▶ [What the task asks]: Would you set down every entry shown below, precisely as written?

◆ ◆ ◆ ◆ ◆

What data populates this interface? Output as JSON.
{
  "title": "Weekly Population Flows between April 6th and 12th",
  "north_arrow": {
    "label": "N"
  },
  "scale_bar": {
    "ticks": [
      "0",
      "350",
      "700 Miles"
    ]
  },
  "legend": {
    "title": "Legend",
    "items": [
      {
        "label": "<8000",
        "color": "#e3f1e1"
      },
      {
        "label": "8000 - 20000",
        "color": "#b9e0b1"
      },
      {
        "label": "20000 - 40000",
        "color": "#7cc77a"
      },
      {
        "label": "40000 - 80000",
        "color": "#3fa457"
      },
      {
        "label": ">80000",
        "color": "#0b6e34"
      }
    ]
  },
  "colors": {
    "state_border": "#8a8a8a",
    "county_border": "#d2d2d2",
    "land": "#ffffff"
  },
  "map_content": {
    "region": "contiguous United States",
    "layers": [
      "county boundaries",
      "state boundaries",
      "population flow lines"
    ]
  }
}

◆ ◆ ◆ ◆ ◆

▶ [Written response]:
What data populates this interface? Output as JSON.
{
  "title": "Weekly Population Flows between April 6th and 12th",
  "north_arrow": {
    "label": "N"
  },
  "scale_bar": {
    "ticks": [
      "0",
      "350",
      "700 Miles"
    ]
  },
  "legend": {
    "title": "Legend",
    "items": [
      {
        "label": "<8000",
        "color": "#e3f1e1"
      },
      {
        "label": "8000 - 20000",
        "color": "#b9e0b1"
      },
      {
        "label": "20000 - 40000",
        "color": "#7cc77a"
      },
      {
        "label": "40000 - 80000",
        "color": "#3fa457"
      },
      {
        "label": ">80000",
        "color": "#0b6e34"
      }
    ]
  },
  "colors": {
    "state_border": "#8a8a8a",
    "county_border": "#d2d2d2",
    "land": "#ffffff"
  },
  "map_content": {
    "region": "contiguous United States",
    "layers": [
      "county boundaries",
      "state boundaries",
      "population flow lines"
    ]
  }
}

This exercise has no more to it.